## Recorded data
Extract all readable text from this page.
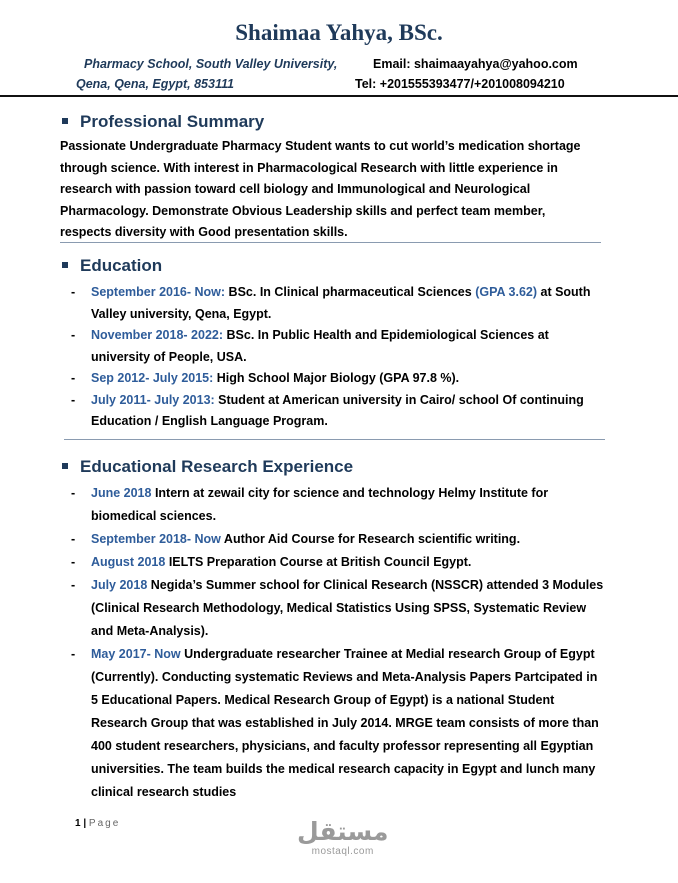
Shaimaa Yahya, BSc.
Pharmacy School, South Valley University,
Qena, Qena, Egypt, 853111
Email: shaimaayahya@yahoo.com
Tel: +201555393477/+201008094210
Professional Summary
Passionate Undergraduate Pharmacy Student wants to cut world’s medication shortage through science. With interest in Pharmacological Research with little experience in research with passion toward cell biology and Immunological and Neurological Pharmacology. Demonstrate Obvious Leadership skills and perfect team member, respects diversity with Good presentation skills.
Education
- September 2016- Now: BSc. In Clinical pharmaceutical Sciences (GPA 3.62) at South Valley university, Qena, Egypt.
- November 2018- 2022: BSc. In Public Health and Epidemiological Sciences at university of People, USA.
- Sep 2012- July 2015: High School Major Biology (GPA 97.8 %).
- July 2011- July 2013: Student at American university in Cairo/ school Of continuing Education / English Language Program.
Educational Research Experience
- June 2018 Intern at zewail city for science and technology Helmy Institute for biomedical sciences.
- September 2018- Now Author Aid Course for Research scientific writing.
- August 2018 IELTS Preparation Course at British Council Egypt.
- July 2018 Negida’s Summer school for Clinical Research (NSSCR) attended 3 Modules (Clinical Research Methodology, Medical Statistics Using SPSS, Systematic Review and Meta-Analysis).
- May 2017- Now Undergraduate researcher Trainee at Medial research Group of Egypt (Currently). Conducting systematic Reviews and Meta-Analysis Papers Partcipated in 5 Educational Papers. Medical Research Group of Egypt) is a national Student Research Group that was established in July 2014. MRGE team consists of more than 400 student researchers, physicians, and faculty professor representing all Egyptian universities. The team builds the medical research capacity in Egypt and lunch many clinical research studies
1 | Page	مستقل
mostaql.com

## TASK BRIEF
Say how many lines include the word "South"; reply with the number alone.

## TASK SOLUTION
2